■ **TASK INSTRUCTIONS**
Scan the entries for the string "name" and give the number of lines that have it, nothing further.

■ **DATA SECTION**
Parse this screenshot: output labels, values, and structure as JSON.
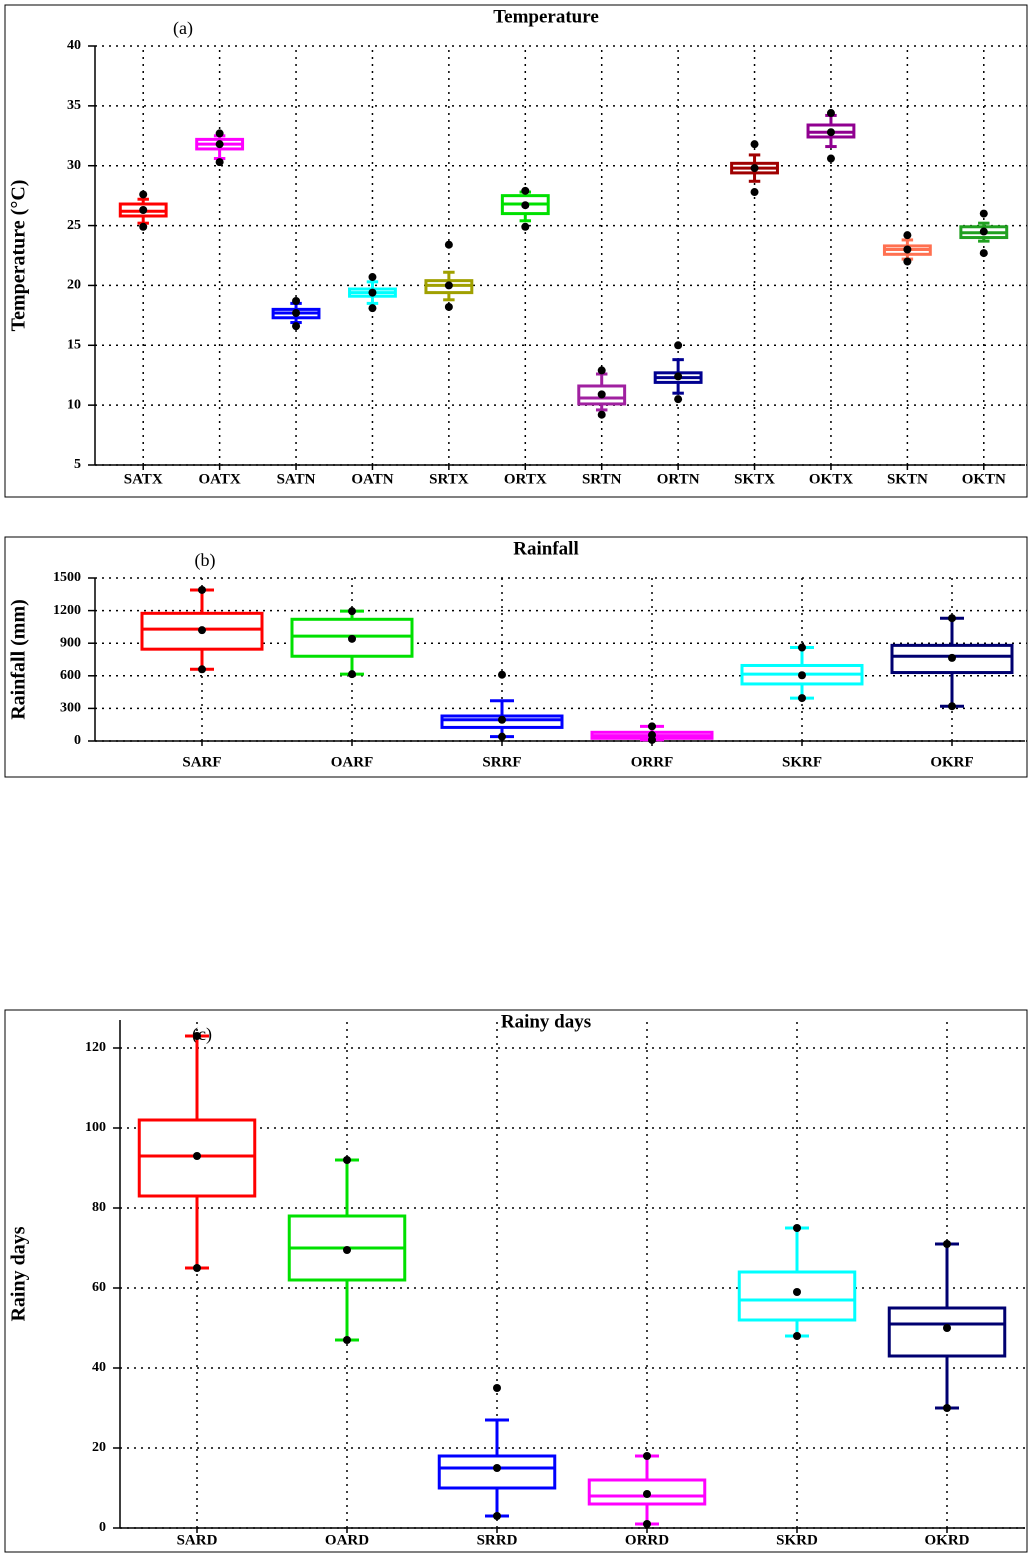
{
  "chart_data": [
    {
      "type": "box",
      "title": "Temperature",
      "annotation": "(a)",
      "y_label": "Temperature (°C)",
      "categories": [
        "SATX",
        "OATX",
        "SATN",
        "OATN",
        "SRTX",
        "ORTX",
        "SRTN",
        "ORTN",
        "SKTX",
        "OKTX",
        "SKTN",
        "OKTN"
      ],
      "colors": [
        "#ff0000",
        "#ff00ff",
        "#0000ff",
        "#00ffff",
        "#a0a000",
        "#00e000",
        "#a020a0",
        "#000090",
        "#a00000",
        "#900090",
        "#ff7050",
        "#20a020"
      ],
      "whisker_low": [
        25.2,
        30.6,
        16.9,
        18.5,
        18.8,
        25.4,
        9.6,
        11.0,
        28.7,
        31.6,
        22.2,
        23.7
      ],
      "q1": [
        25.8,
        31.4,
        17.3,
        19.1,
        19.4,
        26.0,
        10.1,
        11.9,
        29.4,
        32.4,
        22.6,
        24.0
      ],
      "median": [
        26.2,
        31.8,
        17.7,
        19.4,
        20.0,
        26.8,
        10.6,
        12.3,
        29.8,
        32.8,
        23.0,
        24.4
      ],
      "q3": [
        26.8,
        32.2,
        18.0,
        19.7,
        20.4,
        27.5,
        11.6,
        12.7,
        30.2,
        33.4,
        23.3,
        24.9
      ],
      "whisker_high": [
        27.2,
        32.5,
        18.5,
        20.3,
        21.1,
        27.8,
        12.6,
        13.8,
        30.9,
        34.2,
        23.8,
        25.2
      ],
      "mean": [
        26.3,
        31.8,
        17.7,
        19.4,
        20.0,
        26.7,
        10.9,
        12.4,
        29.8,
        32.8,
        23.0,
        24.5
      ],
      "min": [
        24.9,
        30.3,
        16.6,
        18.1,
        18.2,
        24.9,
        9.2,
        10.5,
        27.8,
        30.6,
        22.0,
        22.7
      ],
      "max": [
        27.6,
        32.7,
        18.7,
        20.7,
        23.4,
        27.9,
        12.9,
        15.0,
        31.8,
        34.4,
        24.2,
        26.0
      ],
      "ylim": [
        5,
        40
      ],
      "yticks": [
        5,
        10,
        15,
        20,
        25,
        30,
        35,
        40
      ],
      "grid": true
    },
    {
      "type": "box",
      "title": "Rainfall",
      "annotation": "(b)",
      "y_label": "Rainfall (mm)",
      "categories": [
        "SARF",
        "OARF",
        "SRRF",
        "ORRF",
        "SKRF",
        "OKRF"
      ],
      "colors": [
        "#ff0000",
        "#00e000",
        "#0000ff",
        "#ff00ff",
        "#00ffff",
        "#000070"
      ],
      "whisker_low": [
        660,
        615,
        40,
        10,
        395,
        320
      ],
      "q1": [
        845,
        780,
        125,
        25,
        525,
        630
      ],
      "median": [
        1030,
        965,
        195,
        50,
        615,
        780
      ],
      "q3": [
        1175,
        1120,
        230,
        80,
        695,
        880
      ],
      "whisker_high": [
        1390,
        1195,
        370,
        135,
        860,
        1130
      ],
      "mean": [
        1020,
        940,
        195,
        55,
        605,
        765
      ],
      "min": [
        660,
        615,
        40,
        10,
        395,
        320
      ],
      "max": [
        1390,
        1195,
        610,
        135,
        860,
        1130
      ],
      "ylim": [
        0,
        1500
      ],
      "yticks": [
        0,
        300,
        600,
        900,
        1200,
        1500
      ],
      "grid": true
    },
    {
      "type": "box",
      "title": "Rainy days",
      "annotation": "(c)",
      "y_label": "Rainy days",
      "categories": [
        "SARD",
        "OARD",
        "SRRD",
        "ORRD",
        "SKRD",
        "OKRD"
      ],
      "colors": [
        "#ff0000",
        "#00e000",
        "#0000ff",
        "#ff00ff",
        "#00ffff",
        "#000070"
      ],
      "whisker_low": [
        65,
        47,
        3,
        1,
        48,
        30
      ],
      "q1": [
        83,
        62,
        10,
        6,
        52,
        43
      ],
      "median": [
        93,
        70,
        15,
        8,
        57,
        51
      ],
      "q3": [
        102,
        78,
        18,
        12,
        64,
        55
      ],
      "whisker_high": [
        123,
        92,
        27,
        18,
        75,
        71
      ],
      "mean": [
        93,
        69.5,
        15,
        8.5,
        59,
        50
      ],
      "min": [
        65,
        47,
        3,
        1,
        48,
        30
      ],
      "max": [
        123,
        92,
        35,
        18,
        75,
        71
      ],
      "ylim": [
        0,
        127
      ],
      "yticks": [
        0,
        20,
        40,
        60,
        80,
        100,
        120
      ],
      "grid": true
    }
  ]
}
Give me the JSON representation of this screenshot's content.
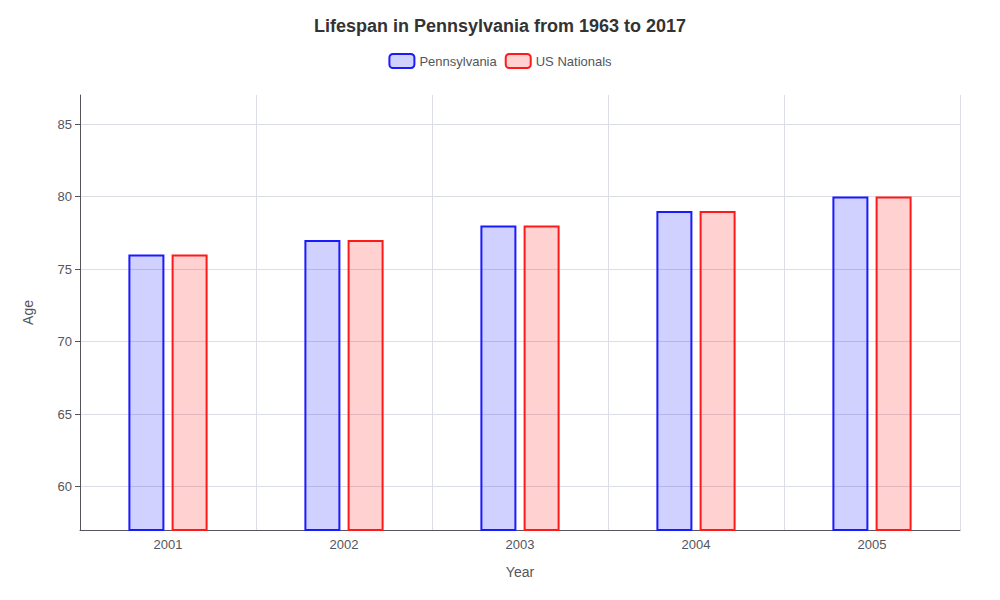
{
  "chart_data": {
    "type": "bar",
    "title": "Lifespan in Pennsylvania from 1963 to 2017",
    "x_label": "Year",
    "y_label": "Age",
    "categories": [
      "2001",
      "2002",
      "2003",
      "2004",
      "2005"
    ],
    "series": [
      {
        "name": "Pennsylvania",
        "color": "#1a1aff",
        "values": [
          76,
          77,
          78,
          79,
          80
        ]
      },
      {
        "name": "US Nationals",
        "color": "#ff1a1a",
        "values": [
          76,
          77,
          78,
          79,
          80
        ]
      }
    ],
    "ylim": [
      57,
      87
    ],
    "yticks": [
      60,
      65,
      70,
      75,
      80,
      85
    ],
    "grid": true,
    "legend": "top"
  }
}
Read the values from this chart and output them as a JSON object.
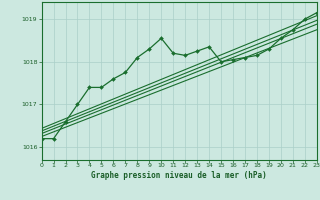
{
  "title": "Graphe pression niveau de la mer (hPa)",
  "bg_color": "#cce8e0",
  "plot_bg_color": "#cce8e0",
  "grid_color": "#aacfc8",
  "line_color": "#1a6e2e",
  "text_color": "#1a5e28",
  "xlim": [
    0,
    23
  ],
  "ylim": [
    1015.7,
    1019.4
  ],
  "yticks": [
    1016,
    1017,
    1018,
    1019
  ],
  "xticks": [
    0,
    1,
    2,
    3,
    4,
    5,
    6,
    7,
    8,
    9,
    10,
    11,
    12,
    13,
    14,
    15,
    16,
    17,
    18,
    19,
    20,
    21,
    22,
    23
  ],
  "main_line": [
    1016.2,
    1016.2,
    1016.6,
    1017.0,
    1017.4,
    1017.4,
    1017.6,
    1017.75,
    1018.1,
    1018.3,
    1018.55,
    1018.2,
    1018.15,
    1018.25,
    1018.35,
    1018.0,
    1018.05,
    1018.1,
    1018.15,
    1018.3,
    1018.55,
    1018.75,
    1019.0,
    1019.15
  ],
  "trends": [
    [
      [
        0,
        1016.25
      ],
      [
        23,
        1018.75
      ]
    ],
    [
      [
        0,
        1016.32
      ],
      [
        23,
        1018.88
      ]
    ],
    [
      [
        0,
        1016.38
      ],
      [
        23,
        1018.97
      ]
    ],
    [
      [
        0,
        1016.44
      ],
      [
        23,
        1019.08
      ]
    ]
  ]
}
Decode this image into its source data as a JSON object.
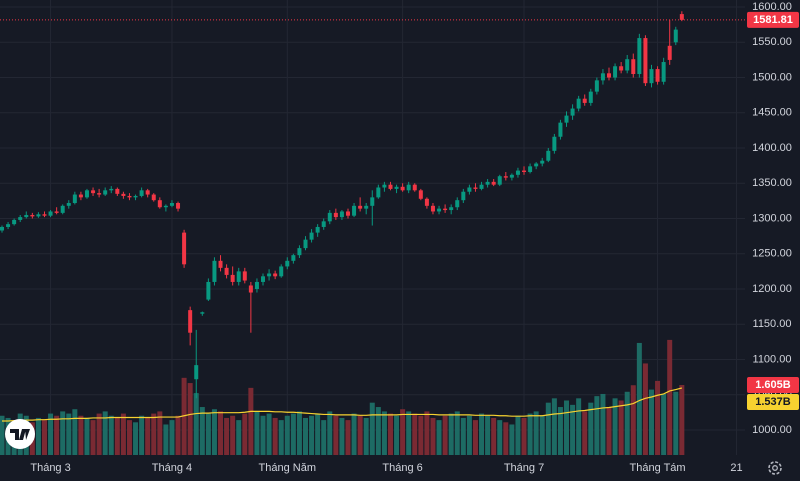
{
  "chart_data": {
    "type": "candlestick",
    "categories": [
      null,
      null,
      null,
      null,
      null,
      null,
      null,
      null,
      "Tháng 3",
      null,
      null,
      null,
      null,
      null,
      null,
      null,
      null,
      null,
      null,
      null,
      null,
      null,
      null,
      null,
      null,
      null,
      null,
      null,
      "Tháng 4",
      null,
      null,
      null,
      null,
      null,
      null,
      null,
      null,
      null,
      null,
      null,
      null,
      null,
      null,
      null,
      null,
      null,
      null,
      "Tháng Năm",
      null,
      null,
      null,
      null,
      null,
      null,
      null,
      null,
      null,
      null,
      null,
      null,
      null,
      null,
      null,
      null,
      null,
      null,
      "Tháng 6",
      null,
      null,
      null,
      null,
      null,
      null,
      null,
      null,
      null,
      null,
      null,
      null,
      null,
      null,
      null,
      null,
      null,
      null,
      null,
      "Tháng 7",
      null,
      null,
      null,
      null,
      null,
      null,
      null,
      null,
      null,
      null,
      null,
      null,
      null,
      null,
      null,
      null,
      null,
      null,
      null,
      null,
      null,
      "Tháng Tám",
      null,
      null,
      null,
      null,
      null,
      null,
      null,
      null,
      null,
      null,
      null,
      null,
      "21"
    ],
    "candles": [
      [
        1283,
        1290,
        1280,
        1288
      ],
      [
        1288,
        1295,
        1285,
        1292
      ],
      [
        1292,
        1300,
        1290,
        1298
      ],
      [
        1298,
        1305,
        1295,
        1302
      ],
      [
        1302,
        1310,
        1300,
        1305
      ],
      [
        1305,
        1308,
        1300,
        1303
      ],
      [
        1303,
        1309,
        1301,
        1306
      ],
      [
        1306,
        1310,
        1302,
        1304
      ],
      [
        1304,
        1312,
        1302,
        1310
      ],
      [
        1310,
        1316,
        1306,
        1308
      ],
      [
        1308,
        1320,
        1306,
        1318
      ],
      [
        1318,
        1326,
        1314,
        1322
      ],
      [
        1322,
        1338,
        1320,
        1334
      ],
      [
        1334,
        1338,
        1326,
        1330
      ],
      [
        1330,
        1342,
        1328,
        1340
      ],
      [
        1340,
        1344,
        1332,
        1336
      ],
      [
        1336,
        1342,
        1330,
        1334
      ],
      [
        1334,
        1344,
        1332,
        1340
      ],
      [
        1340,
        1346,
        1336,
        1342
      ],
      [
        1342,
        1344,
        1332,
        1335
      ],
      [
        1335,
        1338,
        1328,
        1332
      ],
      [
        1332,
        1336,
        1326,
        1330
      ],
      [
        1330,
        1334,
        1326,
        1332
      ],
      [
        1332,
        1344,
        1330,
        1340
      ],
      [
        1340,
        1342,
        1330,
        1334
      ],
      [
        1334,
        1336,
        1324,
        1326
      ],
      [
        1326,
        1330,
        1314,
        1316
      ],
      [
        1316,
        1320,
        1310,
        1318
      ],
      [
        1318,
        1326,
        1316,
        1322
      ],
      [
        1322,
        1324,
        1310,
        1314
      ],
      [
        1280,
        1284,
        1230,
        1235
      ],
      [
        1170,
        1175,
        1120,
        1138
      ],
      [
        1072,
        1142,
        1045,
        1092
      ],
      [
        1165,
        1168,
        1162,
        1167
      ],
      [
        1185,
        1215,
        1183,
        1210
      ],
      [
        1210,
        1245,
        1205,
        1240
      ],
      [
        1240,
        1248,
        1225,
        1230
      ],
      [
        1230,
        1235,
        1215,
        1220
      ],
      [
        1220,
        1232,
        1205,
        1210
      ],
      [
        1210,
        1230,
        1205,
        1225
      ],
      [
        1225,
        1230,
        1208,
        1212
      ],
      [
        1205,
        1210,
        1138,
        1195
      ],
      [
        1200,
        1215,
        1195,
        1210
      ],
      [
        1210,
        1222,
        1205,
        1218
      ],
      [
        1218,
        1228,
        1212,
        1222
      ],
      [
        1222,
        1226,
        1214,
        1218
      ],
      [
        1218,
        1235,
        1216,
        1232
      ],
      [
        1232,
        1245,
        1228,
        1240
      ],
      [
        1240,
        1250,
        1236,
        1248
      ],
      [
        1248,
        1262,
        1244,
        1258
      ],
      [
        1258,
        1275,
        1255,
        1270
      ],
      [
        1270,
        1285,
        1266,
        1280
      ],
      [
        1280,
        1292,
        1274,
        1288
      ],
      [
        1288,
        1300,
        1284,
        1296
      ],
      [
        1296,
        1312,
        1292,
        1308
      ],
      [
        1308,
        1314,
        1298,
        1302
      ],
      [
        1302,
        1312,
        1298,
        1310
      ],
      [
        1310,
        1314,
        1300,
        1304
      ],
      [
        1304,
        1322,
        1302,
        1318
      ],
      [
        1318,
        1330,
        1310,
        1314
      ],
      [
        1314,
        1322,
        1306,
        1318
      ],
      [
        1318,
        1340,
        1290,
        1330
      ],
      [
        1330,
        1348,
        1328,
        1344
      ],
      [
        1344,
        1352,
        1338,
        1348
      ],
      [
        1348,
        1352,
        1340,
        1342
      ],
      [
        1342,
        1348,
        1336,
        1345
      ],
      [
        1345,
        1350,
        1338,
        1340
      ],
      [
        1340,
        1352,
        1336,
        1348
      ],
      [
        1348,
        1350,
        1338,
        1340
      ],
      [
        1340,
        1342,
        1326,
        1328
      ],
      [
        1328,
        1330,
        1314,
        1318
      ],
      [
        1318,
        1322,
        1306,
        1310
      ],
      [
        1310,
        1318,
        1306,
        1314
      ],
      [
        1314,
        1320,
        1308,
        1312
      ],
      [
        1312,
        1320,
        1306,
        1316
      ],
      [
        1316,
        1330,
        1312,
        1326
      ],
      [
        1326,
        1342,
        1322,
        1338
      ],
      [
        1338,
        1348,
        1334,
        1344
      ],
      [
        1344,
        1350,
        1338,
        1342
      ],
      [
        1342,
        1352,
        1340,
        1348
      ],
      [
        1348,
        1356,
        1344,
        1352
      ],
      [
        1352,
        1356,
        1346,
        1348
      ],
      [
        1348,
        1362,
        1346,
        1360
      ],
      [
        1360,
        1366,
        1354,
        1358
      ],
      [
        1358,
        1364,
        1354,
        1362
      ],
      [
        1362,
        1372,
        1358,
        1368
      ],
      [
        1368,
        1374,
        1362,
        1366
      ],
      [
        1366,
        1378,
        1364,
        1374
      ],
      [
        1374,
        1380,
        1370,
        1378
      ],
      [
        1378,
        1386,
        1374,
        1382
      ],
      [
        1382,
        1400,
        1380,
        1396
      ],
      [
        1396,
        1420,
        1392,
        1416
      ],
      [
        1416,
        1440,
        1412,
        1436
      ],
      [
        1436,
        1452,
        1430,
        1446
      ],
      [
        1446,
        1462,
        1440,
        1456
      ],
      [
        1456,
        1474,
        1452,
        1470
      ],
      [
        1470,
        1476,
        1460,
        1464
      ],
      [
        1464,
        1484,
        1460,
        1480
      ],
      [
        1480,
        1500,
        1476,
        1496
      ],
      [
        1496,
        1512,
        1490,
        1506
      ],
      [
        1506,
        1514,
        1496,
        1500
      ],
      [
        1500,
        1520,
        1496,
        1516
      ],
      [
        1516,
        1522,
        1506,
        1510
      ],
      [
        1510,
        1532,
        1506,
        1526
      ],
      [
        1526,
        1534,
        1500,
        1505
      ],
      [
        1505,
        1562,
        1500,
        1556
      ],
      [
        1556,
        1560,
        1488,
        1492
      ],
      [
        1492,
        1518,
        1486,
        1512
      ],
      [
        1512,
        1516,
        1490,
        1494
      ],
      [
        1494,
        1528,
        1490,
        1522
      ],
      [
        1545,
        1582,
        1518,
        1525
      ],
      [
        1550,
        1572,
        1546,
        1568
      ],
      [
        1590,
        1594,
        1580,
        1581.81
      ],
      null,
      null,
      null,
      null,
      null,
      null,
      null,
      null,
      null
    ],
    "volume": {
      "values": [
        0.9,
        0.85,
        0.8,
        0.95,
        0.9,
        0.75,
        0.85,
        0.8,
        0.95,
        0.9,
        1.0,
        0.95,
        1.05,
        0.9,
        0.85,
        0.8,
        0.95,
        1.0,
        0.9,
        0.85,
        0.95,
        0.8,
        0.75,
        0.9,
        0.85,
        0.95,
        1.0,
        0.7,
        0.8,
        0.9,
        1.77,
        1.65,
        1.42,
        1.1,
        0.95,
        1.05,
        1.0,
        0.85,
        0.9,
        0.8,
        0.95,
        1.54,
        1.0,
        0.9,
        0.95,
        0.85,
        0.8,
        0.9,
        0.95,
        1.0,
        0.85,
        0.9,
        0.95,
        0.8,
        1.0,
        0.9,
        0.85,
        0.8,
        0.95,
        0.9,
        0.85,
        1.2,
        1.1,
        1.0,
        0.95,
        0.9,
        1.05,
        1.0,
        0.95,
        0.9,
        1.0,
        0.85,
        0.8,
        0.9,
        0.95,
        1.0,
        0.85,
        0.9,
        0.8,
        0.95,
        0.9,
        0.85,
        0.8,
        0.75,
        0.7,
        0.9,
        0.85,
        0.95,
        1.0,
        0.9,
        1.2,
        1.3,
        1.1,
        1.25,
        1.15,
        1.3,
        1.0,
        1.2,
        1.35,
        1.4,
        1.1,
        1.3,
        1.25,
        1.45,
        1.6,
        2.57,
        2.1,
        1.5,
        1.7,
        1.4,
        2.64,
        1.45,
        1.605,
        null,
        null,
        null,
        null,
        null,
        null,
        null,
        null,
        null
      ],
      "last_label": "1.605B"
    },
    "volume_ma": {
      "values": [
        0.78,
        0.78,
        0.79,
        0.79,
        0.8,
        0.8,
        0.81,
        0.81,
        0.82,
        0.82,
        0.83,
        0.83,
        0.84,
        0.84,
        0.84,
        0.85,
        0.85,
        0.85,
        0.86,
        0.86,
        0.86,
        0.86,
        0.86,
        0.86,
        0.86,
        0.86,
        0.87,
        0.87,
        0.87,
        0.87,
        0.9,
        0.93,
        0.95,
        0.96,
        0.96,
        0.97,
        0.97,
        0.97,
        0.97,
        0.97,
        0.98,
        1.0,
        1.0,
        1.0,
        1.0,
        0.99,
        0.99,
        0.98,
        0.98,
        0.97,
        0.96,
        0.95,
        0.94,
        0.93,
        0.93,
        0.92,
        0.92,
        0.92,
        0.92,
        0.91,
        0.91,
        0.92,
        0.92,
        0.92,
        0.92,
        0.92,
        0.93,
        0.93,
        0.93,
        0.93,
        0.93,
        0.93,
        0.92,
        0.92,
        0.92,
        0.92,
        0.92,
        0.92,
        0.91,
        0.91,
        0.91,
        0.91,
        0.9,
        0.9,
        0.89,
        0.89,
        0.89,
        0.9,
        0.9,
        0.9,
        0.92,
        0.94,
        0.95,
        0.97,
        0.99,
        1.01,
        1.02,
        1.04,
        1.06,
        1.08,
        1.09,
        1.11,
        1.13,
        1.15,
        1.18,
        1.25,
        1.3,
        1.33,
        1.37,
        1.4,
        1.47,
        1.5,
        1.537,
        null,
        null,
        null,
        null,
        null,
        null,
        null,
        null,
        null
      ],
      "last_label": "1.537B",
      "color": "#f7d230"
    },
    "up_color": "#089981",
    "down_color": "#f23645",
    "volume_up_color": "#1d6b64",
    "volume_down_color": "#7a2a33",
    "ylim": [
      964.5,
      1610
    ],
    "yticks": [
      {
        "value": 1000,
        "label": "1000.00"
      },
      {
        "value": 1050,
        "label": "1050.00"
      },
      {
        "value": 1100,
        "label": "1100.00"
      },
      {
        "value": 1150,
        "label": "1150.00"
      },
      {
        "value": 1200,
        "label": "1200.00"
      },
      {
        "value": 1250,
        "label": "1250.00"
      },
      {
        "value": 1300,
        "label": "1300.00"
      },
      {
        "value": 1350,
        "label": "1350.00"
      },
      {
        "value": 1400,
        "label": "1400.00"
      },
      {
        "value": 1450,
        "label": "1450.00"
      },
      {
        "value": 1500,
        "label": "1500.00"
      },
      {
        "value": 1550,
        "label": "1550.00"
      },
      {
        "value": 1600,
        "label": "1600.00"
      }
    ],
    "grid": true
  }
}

■ **ANSWER TO THIS EXERCISE**
2